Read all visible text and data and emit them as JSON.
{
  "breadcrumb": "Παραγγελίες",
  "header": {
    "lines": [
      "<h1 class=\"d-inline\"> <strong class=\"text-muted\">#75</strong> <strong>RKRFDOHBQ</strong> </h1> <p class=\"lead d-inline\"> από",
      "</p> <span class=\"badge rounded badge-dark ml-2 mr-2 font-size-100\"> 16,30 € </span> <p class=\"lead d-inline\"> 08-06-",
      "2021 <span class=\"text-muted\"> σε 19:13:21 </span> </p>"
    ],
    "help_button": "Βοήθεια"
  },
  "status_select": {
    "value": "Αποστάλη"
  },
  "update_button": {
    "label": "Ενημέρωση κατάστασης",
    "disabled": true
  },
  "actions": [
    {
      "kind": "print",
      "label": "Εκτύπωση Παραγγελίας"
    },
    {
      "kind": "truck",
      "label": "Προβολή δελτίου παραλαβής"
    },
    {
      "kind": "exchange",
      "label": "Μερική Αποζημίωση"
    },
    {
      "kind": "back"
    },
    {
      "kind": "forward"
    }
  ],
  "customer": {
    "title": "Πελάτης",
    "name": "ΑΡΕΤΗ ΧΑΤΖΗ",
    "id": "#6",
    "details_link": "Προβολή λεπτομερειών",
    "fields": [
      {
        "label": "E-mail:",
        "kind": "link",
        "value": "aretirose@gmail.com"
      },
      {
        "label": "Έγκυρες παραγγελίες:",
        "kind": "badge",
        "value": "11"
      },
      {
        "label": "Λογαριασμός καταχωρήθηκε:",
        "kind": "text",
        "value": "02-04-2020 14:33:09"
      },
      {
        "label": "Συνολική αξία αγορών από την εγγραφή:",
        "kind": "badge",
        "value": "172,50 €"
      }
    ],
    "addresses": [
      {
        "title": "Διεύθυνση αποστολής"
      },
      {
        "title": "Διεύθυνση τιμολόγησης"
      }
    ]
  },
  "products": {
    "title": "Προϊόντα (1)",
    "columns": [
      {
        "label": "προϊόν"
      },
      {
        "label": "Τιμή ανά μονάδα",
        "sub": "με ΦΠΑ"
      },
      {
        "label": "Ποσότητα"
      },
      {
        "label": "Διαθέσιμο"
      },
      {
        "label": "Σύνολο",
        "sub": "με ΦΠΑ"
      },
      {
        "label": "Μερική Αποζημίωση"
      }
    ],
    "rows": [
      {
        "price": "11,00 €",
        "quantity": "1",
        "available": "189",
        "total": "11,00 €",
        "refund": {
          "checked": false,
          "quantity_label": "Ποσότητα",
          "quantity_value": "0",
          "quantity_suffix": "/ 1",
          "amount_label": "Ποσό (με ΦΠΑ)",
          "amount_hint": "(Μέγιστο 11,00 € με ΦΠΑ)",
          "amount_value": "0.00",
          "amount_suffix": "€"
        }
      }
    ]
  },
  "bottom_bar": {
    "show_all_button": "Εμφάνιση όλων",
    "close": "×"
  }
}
··········
Which lines include the word "Αποζημίωση"? Copy every one of them.

      "label": "Μερική Αποζημίωση"
        "label": "Μερική Αποζημίωση"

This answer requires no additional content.